Dataset entries for page text
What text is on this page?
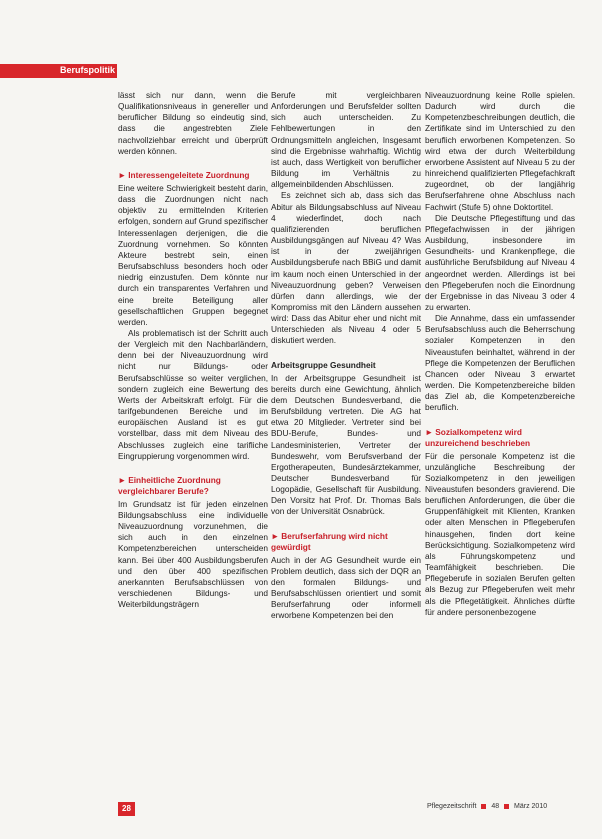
Berufspolitik

lässt sich nur dann, wenn die Qualifikationsniveaus in genereller und beruflicher Bildung so eindeutig sind, dass die angestrebten Ziele nachvollziehbar erreicht und überprüft werden können.

► Interessengeleitete Zuordnung

Eine weitere Schwierigkeit besteht darin, dass die Zuordnungen nicht nach objektiv zu ermittelnden Kriterien erfolgen, sondern auf Grund spezifischer Interessenlagen derjenigen, die die Zuordnung vornehmen. So könnten Akteure bestrebt sein, einen Berufsabschluss besonders hoch oder niedrig einzustufen. Dem könnte nur durch ein transparentes Verfahren und eine breite Beteiligung aller gesellschaftlichen Gruppen begegnet werden.

Als problematisch ist der Schritt auch der Vergleich mit den Nachbarländern, denn bei der Niveauzuordnung wird nicht nur Bildungs- oder Berufsabschlüsse so weiter verglichen, sondern zugleich eine Bewertung des Werts der Arbeitskraft erfolgt. Für die tarifgebundenen Bereiche und im europäischen Ausland ist es gut vorstellbar, dass mit dem Niveau des Abschlusses zugleich eine tarifliche Eingruppierung vorgenommen wird.

► Einheitliche Zuordnung vergleichbarer Berufe?

Im Grundsatz ist für jeden einzelnen Bildungsabschluss eine individuelle Niveauzuordnung vorzunehmen, die sich auch in den einzelnen Kompetenzbereichen unterscheiden kann. Bei über 400 Ausbildungsberufen und den über 400 spezifischen anerkannten Berufsabschlüssen von verschiedenen Bildungs- und Weiterbildungsträgern

Berufe mit vergleichbaren Anforderungen und Berufsfelder sollten sich auch unterscheiden. Zu Fehlbewertungen in den Ordnungsmitteln angleichen, Insgesamt sind die Ergebnisse wahrhaftig. Wichtig ist auch, dass Wertigkeit von beruflicher Bildung im Verhältnis zu allgemeinbildenden Abschlüssen.

Es zeichnet sich ab, dass sich das Abitur als Bildungsabschluss auf Niveau 4 wiederfindet, doch nach qualifizierenden beruflichen Ausbildungsgängen auf Niveau 4? Was ist in der zweijährigen Ausbildungsberufe nach BBiG und damit im kaum noch einen Unterschied in der Niveauzuordnung geben? Verweisen dürfen dann allerdings, wie der Kompromiss mit den Ländern aussehen wird: Dass das Abitur eher und nicht mit Unterschieden als Niveau 4 oder 5 diskutiert werden.

Arbeitsgruppe Gesundheit

In der Arbeitsgruppe Gesundheit ist bereits durch eine Gewichtung, ähnlich dem Deutschen Bundesverband, die Berufsbildung vertreten. Die AG hat etwa 20 Mitglieder. Vertreter sind bei BDU-Berufe, Bundes- und Landesministerien, Vertreter der Bundeswehr, vom Berufsverband der Ergotherapeuten, Bundesärztekammer, Deutscher Bundesverband für Logopädie, Gesellschaft für Ausbildung. Den Vorsitz hat Prof. Dr. Thomas Bals von der Universität Osnabrück.

► Berufserfahrung wird nicht gewürdigt

Auch in der AG Gesundheit wurde ein Problem deutlich, dass sich der DQR an den formalen Bildungs- und Berufsabschlüssen orientiert und somit Berufserfahrung oder informell erworbene Kompetenzen bei den

Niveauzuordnung keine Rolle spielen. Dadurch wird durch die Kompetenzbeschreibungen deutlich, die Zertifikate sind im Unterschied zu den beruflich erworbenen Kompetenzen. So wird etwa der durch Weiterbildung erworbene Assistent auf Niveau 5 zu der hinreichend qualifizierten Pflegefachkraft zugeordnet, ob der langjährig Berufserfahrene ohne Abschluss nach Fachwirt (Stufe 5) ohne Doktortitel.

Die Deutsche Pflegestiftung und das Pflegefachwissen in der jährigen Ausbildung, insbesondere im Gesundheits- und Krankenpflege, die ausführliche Berufsbildung auf Niveau 4 angeordnet werden. Allerdings ist bei den Pflegeberufen noch die Einordnung der Ergebnisse in das Niveau 3 oder 4 zu erwarten.

Die Annahme, dass ein umfassender Berufsabschluss auch die Beherrschung sozialer Kompetenzen in den Niveaustufen beinhaltet, während in der Pflege die Kompetenzen der Beruflichen Chancen oder Niveau 3 erwartet werden. Die Kompetenzbereiche bilden das Ziel ab, die Kompetenzbereiche beruflich.

► Sozialkompetenz wird unzureichend beschrieben

Für die personale Kompetenz ist die unzulängliche Beschreibung der Sozialkompetenz in den jeweiligen Niveaustufen besonders gravierend. Die beruflichen Anforderungen, die über die Gruppenfähigkeit mit Klienten, Kranken oder alten Menschen in Pflegeberufen hinausgehen, finden dort keine Berücksichtigung. Sozialkompetenz wird als Führungskompetenz und Teamfähigkeit beschrieben. Die Pflegeberufe in sozialen Berufen gelten als Bezug zur Pflegeberufen weit mehr als die Pflegetätigkeit. Ähnliches dürfte für andere personenbezogene

28	Pflegezeitschrift 48 März 2010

**What you will do:** When a line of the records holds the word "Berufserfahrung", copy that line.

**Output of the exercise:**
► Berufserfahrung wird nicht gewürdigt
Auch in der AG Gesundheit wurde ein Problem deutlich, dass sich der DQR an den formalen Bildungs- und Berufsabschlüssen orientiert und somit Berufserfahrung oder informell erworbene Kompetenzen bei den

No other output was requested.